▸ Stated task
Are you able to retype all the records below exactly?

— begin Entries supplied —

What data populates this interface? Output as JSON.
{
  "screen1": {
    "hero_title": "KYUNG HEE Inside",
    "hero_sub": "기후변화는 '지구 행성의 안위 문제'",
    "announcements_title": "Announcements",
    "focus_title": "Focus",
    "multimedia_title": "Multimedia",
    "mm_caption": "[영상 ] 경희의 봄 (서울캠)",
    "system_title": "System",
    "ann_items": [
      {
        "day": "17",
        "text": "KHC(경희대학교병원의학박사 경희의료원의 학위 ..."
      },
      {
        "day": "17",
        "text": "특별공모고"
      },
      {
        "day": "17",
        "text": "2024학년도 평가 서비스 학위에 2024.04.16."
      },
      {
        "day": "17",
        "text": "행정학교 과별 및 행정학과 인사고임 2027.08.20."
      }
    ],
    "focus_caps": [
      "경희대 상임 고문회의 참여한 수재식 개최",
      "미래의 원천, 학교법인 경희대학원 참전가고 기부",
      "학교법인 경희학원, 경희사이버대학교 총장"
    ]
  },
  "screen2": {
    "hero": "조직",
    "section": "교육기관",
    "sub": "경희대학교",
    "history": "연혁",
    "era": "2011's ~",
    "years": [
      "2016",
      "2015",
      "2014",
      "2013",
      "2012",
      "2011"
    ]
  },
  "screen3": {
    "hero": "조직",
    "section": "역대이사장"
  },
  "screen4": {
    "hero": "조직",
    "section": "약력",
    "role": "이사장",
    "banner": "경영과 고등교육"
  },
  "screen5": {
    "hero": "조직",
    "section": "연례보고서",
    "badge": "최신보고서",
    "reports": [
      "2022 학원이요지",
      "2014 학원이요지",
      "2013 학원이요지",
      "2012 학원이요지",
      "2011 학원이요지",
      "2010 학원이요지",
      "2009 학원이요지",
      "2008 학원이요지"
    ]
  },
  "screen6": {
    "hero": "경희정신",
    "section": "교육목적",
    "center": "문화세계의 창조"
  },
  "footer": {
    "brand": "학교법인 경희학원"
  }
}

— end Entries supplied —

▸ Result of the task
What data populates this interface? Output as JSON.
{
  "screen1": {
    "hero_title": "KYUNG HEE Inside",
    "hero_sub": "기후변화는 '지구 행성의 안위 문제'",
    "announcements_title": "Announcements",
    "focus_title": "Focus",
    "multimedia_title": "Multimedia",
    "mm_caption": "[영상 ] 경희의 봄 (서울캠)",
    "system_title": "System",
    "ann_items": [
      {
        "day": "17",
        "text": "KHC(경희대학교병원의학박사 경희의료원의 학위 ..."
      },
      {
        "day": "17",
        "text": "특별공모고"
      },
      {
        "day": "17",
        "text": "2024학년도 평가 서비스 학위에 2024.04.16."
      },
      {
        "day": "17",
        "text": "행정학교 과별 및 행정학과 인사고임 2027.08.20."
      }
    ],
    "focus_caps": [
      "경희대 상임 고문회의 참여한 수재식 개최",
      "미래의 원천, 학교법인 경희대학원 참전가고 기부",
      "학교법인 경희학원, 경희사이버대학교 총장"
    ]
  },
  "screen2": {
    "hero": "조직",
    "section": "교육기관",
    "sub": "경희대학교",
    "history": "연혁",
    "era": "2011's ~",
    "years": [
      "2016",
      "2015",
      "2014",
      "2013",
      "2012",
      "2011"
    ]
  },
  "screen3": {
    "hero": "조직",
    "section": "역대이사장"
  },
  "screen4": {
    "hero": "조직",
    "section": "약력",
    "role": "이사장",
    "banner": "경영과 고등교육"
  },
  "screen5": {
    "hero": "조직",
    "section": "연례보고서",
    "badge": "최신보고서",
    "reports": [
      "2022 학원이요지",
      "2014 학원이요지",
      "2013 학원이요지",
      "2012 학원이요지",
      "2011 학원이요지",
      "2010 학원이요지",
      "2009 학원이요지",
      "2008 학원이요지"
    ]
  },
  "screen6": {
    "hero": "경희정신",
    "section": "교육목적",
    "center": "문화세계의 창조"
  },
  "footer": {
    "brand": "학교법인 경희학원"
  }
}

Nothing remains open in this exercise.